◆ **What you should do**:
Write the data below out exactly as it stands. Do not include the pictures.

— start Given records —

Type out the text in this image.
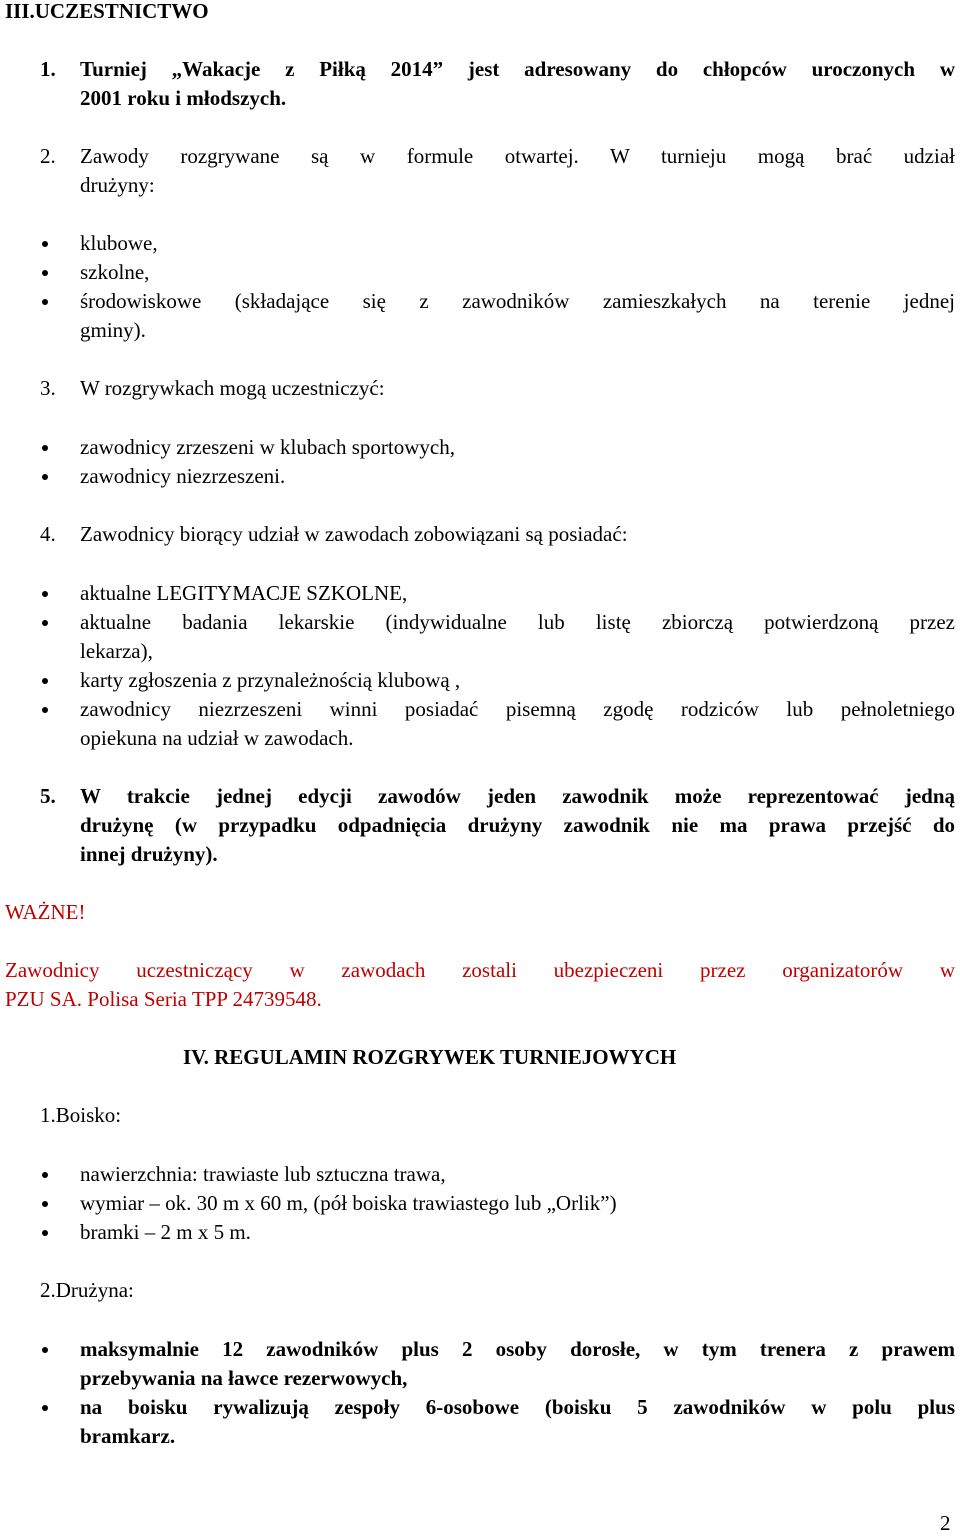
III.UCZESTNICTWO
1. Turniej „Wakacje z Piłką 2014” jest adresowany do chłopców uroczonych w
2001 roku i młodszych.
2. Zawody rozgrywane są w formule otwartej. W turnieju mogą brać udział
drużyny:
klubowe,
szkolne,
środowiskowe (składające się z zawodników zamieszkałych na terenie jednej
gminy).
3. W rozgrywkach mogą uczestniczyć:
zawodnicy zrzeszeni w klubach sportowych,
zawodnicy niezrzeszeni.
4. Zawodnicy biorący udział w zawodach zobowiązani są posiadać:
aktualne LEGITYMACJE SZKOLNE,
aktualne badania lekarskie (indywidualne lub listę zbiorczą potwierdzoną przez
lekarza),
karty zgłoszenia z przynależnością klubową ,
zawodnicy niezrzeszeni winni posiadać pisemną zgodę rodziców lub pełnoletniego
opiekuna na udział w zawodach.
5. W trakcie jednej edycji zawodów jeden zawodnik może reprezentować jedną
drużynę (w przypadku odpadnięcia drużyny zawodnik nie ma prawa przejść do
innej drużyny).
WAŻNE!
Zawodnicy uczestniczący w zawodach zostali ubezpieczeni przez organizatorów w
PZU SA. Polisa Seria TPP 24739548.
IV. REGULAMIN ROZGRYWEK TURNIEJOWYCH
1.Boisko:
nawierzchnia: trawiaste lub sztuczna trawa,
wymiar – ok. 30 m x 60 m, (pół boiska trawiastego lub „Orlik”)
bramki – 2 m x 5 m.
2.Drużyna:
maksymalnie 12 zawodników plus 2 osoby dorosłe, w tym trenera z prawem
przebywania na ławce rezerwowych,
na boisku rywalizują zespoły 6-osobowe (boisku 5 zawodników w polu plus
bramkarz.
2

— end Given records —

◆ **Result**:
Type out the text in this image.
III.UCZESTNICTWO
1. Turniej „Wakacje z Piłką 2014” jest adresowany do chłopców uroczonych w
2001 roku i młodszych.
2. Zawody rozgrywane są w formule otwartej. W turnieju mogą brać udział
drużyny:
klubowe,
szkolne,
środowiskowe (składające się z zawodników zamieszkałych na terenie jednej
gminy).
3. W rozgrywkach mogą uczestniczyć:
zawodnicy zrzeszeni w klubach sportowych,
zawodnicy niezrzeszeni.
4. Zawodnicy biorący udział w zawodach zobowiązani są posiadać:
aktualne LEGITYMACJE SZKOLNE,
aktualne badania lekarskie (indywidualne lub listę zbiorczą potwierdzoną przez
lekarza),
karty zgłoszenia z przynależnością klubową ,
zawodnicy niezrzeszeni winni posiadać pisemną zgodę rodziców lub pełnoletniego
opiekuna na udział w zawodach.
5. W trakcie jednej edycji zawodów jeden zawodnik może reprezentować jedną
drużynę (w przypadku odpadnięcia drużyny zawodnik nie ma prawa przejść do
innej drużyny).
WAŻNE!
Zawodnicy uczestniczący w zawodach zostali ubezpieczeni przez organizatorów w
PZU SA. Polisa Seria TPP 24739548.
IV. REGULAMIN ROZGRYWEK TURNIEJOWYCH
1.Boisko:
nawierzchnia: trawiaste lub sztuczna trawa,
wymiar – ok. 30 m x 60 m, (pół boiska trawiastego lub „Orlik”)
bramki – 2 m x 5 m.
2.Drużyna:
maksymalnie 12 zawodników plus 2 osoby dorosłe, w tym trenera z prawem
przebywania na ławce rezerwowych,
na boisku rywalizują zespoły 6-osobowe (boisku 5 zawodników w polu plus
bramkarz.
2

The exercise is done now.